_Written problem_:
In the data below, locate each line with the word "JSON" and list it.

_Task data_:
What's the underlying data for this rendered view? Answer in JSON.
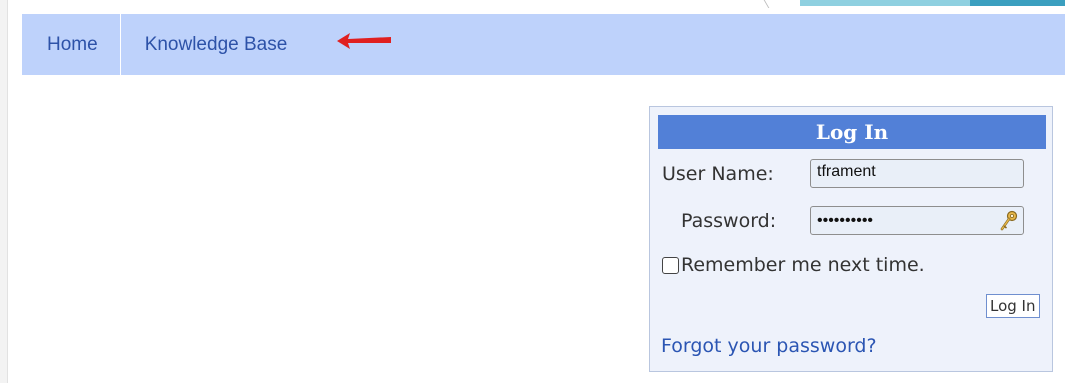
{
  "nav": {
    "home_label": "Home",
    "kb_label": "Knowledge Base"
  },
  "login": {
    "title": "Log In",
    "username_label": "User Name:",
    "username_value": "tframent",
    "password_label": "Password:",
    "password_value": "••••••••••",
    "remember_label": "Remember me next time.",
    "remember_checked": false,
    "button_label": "Log In",
    "forgot_label": "Forgot your password?"
  },
  "icons": {
    "key": "key-icon",
    "arrow": "red-arrow-icon"
  },
  "colors": {
    "nav_bg": "#bed2fb",
    "nav_text": "#2d52a8",
    "title_bar": "#5280d7",
    "box_bg": "#eef2fb",
    "link": "#2b55b3",
    "arrow": "#e02020"
  }
}
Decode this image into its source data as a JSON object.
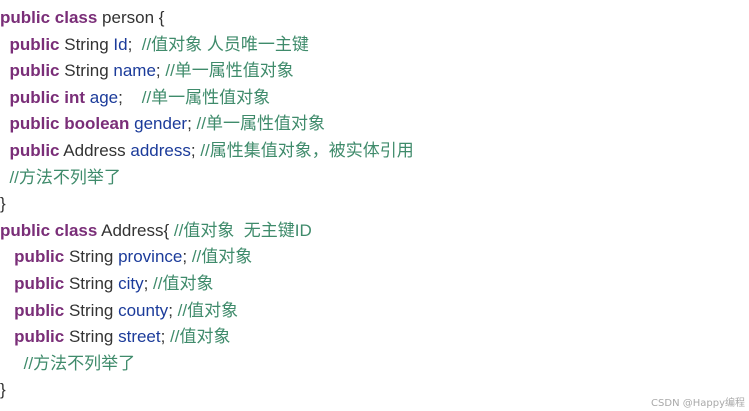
{
  "lines": [
    {
      "i": "",
      "kw": "public class",
      "ty": " person {",
      "fld": "",
      "pu": "",
      "cm": ""
    },
    {
      "i": "  ",
      "kw": "public",
      "ty": " String ",
      "fld": "Id",
      "pu": ";  ",
      "cm": "//值对象 人员唯一主键"
    },
    {
      "i": "  ",
      "kw": "public",
      "ty": " String ",
      "fld": "name",
      "pu": "; ",
      "cm": "//单一属性值对象"
    },
    {
      "i": "  ",
      "kw": "public int",
      "ty": " ",
      "fld": "age",
      "pu": ";    ",
      "cm": "//单一属性值对象"
    },
    {
      "i": "  ",
      "kw": "public boolean",
      "ty": " ",
      "fld": "gender",
      "pu": "; ",
      "cm": "//单一属性值对象"
    },
    {
      "i": "  ",
      "kw": "public",
      "ty": " Address ",
      "fld": "address",
      "pu": "; ",
      "cm": "//属性集值对象，被实体引用"
    },
    {
      "i": "  ",
      "kw": "",
      "ty": "",
      "fld": "",
      "pu": "",
      "cm": "//方法不列举了"
    },
    {
      "i": "",
      "kw": "",
      "ty": "}",
      "fld": "",
      "pu": "",
      "cm": ""
    },
    {
      "i": "",
      "kw": "public class",
      "ty": " Address{ ",
      "fld": "",
      "pu": "",
      "cm": "//值对象  无主键ID"
    },
    {
      "i": "   ",
      "kw": "public",
      "ty": " String ",
      "fld": "province",
      "pu": "; ",
      "cm": "//值对象"
    },
    {
      "i": "   ",
      "kw": "public",
      "ty": " String ",
      "fld": "city",
      "pu": "; ",
      "cm": "//值对象"
    },
    {
      "i": "   ",
      "kw": "public",
      "ty": " String ",
      "fld": "county",
      "pu": "; ",
      "cm": "//值对象"
    },
    {
      "i": "   ",
      "kw": "public",
      "ty": " String ",
      "fld": "street",
      "pu": "; ",
      "cm": "//值对象"
    },
    {
      "i": "     ",
      "kw": "",
      "ty": "",
      "fld": "",
      "pu": "",
      "cm": "//方法不列举了"
    },
    {
      "i": "",
      "kw": "",
      "ty": "}",
      "fld": "",
      "pu": "",
      "cm": ""
    }
  ],
  "watermark": "CSDN @Happy编程",
  "colors": {
    "keyword": "#7a2e78",
    "field": "#1b3b9a",
    "comment": "#3f8b6b",
    "text": "#333333",
    "background": "#ffffff"
  }
}
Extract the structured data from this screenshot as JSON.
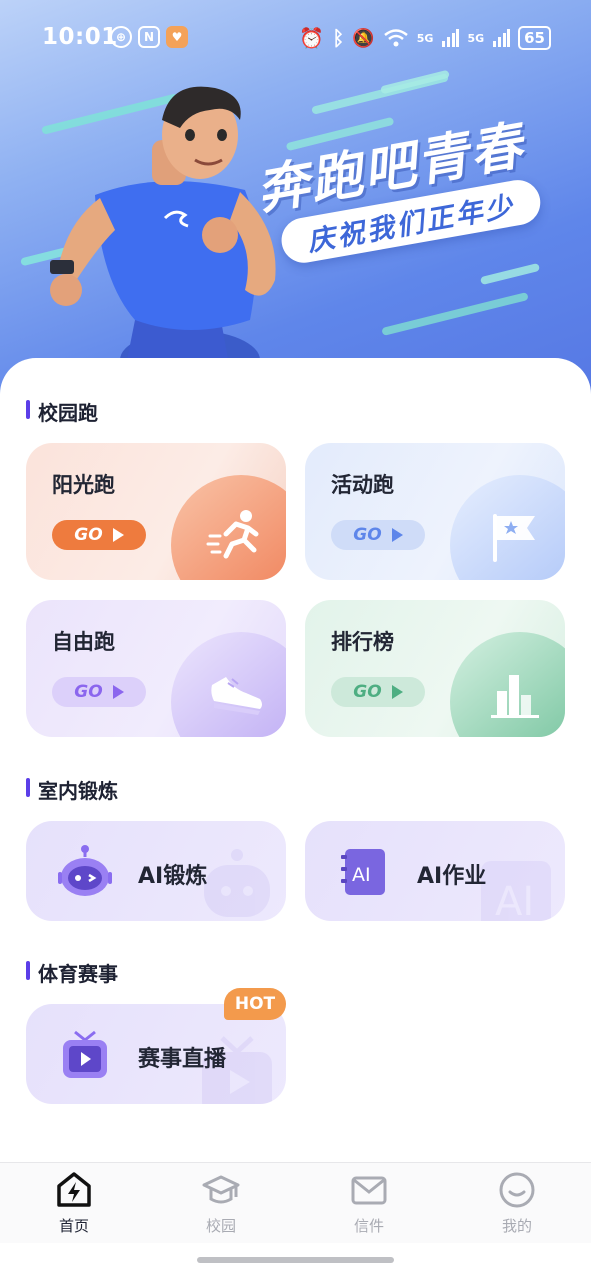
{
  "status_bar": {
    "time": "10:01",
    "left_icons": [
      "signal-circle-icon",
      "nfc-icon",
      "heart-app-icon"
    ],
    "right_icons": [
      "alarm-icon",
      "bluetooth-icon",
      "mute-icon",
      "wifi-icon"
    ],
    "network_1": "5G",
    "network_2": "5G",
    "battery": "65"
  },
  "banner": {
    "headline": "奔跑吧青春",
    "subline": "庆祝我们正年少"
  },
  "sections": {
    "campus": {
      "title": "校园跑",
      "cards": [
        {
          "label": "阳光跑",
          "go": "GO",
          "icon": "running-person-icon",
          "accent": "#f07a3f"
        },
        {
          "label": "活动跑",
          "go": "GO",
          "icon": "flag-star-icon",
          "accent": "#6f95f0"
        },
        {
          "label": "自由跑",
          "go": "GO",
          "icon": "sneaker-icon",
          "accent": "#9a7af0"
        },
        {
          "label": "排行榜",
          "go": "GO",
          "icon": "bar-chart-icon",
          "accent": "#5cb88f"
        }
      ]
    },
    "indoor": {
      "title": "室内锻炼",
      "items": [
        {
          "label": "AI锻炼",
          "icon": "robot-icon"
        },
        {
          "label": "AI作业",
          "icon": "ai-book-icon",
          "icon_text": "AI"
        }
      ]
    },
    "sports": {
      "title": "体育赛事",
      "items": [
        {
          "label": "赛事直播",
          "icon": "tv-play-icon",
          "badge": "HOT"
        }
      ]
    }
  },
  "tab_bar": {
    "items": [
      {
        "label": "首页",
        "icon": "home-bolt-icon",
        "active": true
      },
      {
        "label": "校园",
        "icon": "graduation-cap-icon",
        "active": false
      },
      {
        "label": "信件",
        "icon": "mail-icon",
        "active": false
      },
      {
        "label": "我的",
        "icon": "smile-face-icon",
        "active": false
      }
    ]
  }
}
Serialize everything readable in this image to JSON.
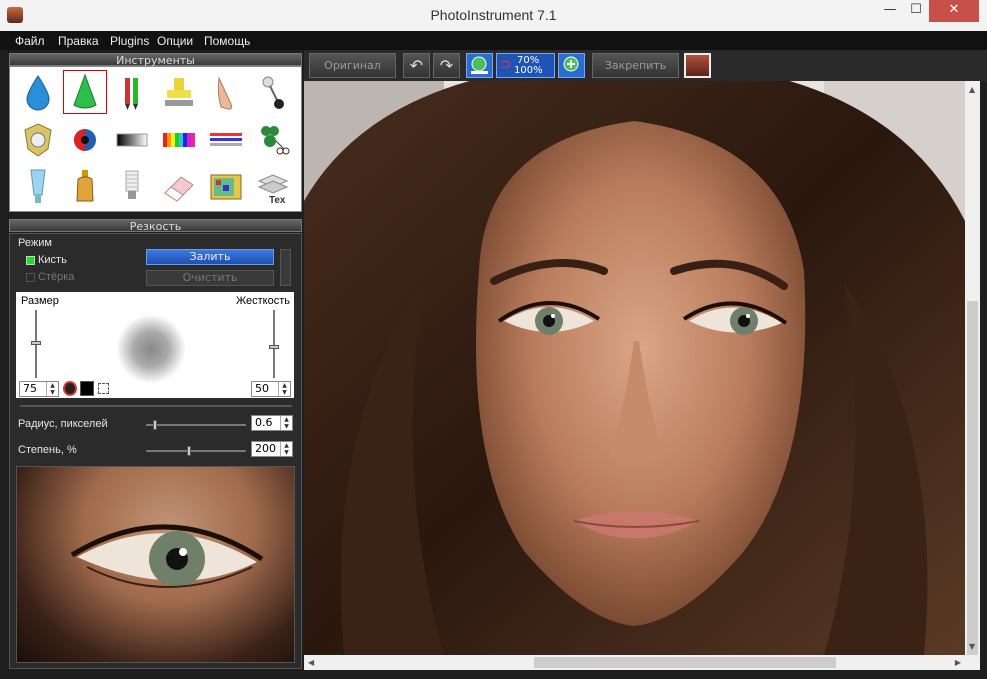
{
  "window": {
    "title": "PhotoInstrument 7.1",
    "min": "—",
    "max": "☐",
    "close": "✕"
  },
  "menu": [
    "Файл",
    "Правка",
    "Plugins",
    "Опции",
    "Помощь"
  ],
  "tools_panel": {
    "title": "Инструменты"
  },
  "tools": [
    {
      "name": "drop-icon",
      "glyph": "💧"
    },
    {
      "name": "sharpen-cone-icon",
      "glyph": "▲"
    },
    {
      "name": "pencil-icon",
      "glyph": "✎"
    },
    {
      "name": "stamp-icon",
      "glyph": "■"
    },
    {
      "name": "finger-icon",
      "glyph": "☝"
    },
    {
      "name": "pin-icon",
      "glyph": "⚲"
    },
    {
      "name": "shield-icon",
      "glyph": "⛉"
    },
    {
      "name": "eye-color-icon",
      "glyph": "◐"
    },
    {
      "name": "gradient-icon",
      "glyph": "▬"
    },
    {
      "name": "color-bars-icon",
      "glyph": "▦"
    },
    {
      "name": "lines-icon",
      "glyph": "≡"
    },
    {
      "name": "clone-scissors-icon",
      "glyph": "✂"
    },
    {
      "name": "tube-icon",
      "glyph": "▼"
    },
    {
      "name": "bottle-icon",
      "glyph": "⚱"
    },
    {
      "name": "bulb-icon",
      "glyph": "☀"
    },
    {
      "name": "eraser-icon",
      "glyph": "▰"
    },
    {
      "name": "tv-icon",
      "glyph": "▣"
    },
    {
      "name": "text-layers-icon",
      "glyph": "Tex"
    }
  ],
  "settings": {
    "title": "Резкость",
    "mode_label": "Режим",
    "brush_label": "Кисть",
    "eraser_label": "Стёрка",
    "fill_button": "Залить",
    "clear_button": "Очистить",
    "size_label": "Размер",
    "hardness_label": "Жесткость",
    "size_value": "75",
    "hardness_value": "50",
    "radius_label": "Радиус, пикселей",
    "radius_value": "0.6",
    "degree_label": "Степень, %",
    "degree_value": "200"
  },
  "toolbar": {
    "original": "Оригинал",
    "pin": "Закрепить",
    "zoom_top": "70%",
    "zoom_bottom": "100%"
  },
  "colors": {
    "accent": "#1d4fb0",
    "close": "#c7504b",
    "selected_tool": "#dd0000"
  }
}
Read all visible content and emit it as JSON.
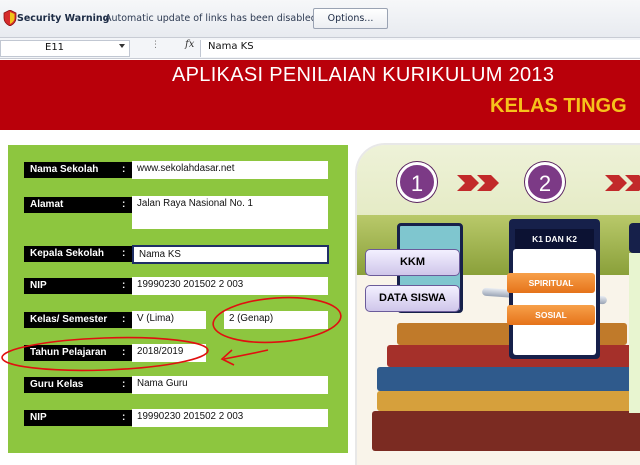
{
  "security_bar": {
    "title": "Security Warning",
    "message": "Automatic update of links has been disabled",
    "options_label": "Options..."
  },
  "formula_bar": {
    "cell_ref": "E11",
    "fx_label": "fx",
    "formula": "Nama KS"
  },
  "header": {
    "title": "APLIKASI PENILAIAN KURIKULUM 2013",
    "subtitle": "KELAS TINGG"
  },
  "form": {
    "fields": [
      {
        "label": "Nama Sekolah",
        "value": "www.sekolahdasar.net"
      },
      {
        "label": "Alamat",
        "value": "Jalan Raya Nasional No. 1"
      },
      {
        "label": "Kepala Sekolah",
        "value": "Nama KS"
      },
      {
        "label": "NIP",
        "value": "19990230 201502 2 003"
      },
      {
        "label": "Kelas/ Semester",
        "value": "V (Lima)",
        "value2": "2 (Genap)"
      },
      {
        "label": "Tahun Pelajaran",
        "value": "2018/2019"
      },
      {
        "label": "Guru Kelas",
        "value": "Nama Guru"
      },
      {
        "label": "NIP",
        "value": "19990230 201502 2 003"
      }
    ],
    "colon": ":"
  },
  "graphic": {
    "step1": "1",
    "step2": "2",
    "kkm_label": "KKM",
    "data_siswa_label": "DATA SISWA",
    "k1k2_label": "K1 DAN K2",
    "spiritual_label": "SPIRITUAL",
    "sosial_label": "SOSIAL"
  },
  "colors": {
    "header_red": "#b9000a",
    "title_yellow": "#f6c21b",
    "panel_green": "#8dc63f",
    "step_purple": "#7c3a86",
    "annotation_red": "#e01010"
  }
}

_Solution_:
What's the underlying data for this rendered view? Answer in JSON.
Decode this image into its source data as a JSON object.
Extract the structured data from this screenshot as JSON.
Serialize everything readable in this image to JSON.
Read all visible content and emit it as JSON.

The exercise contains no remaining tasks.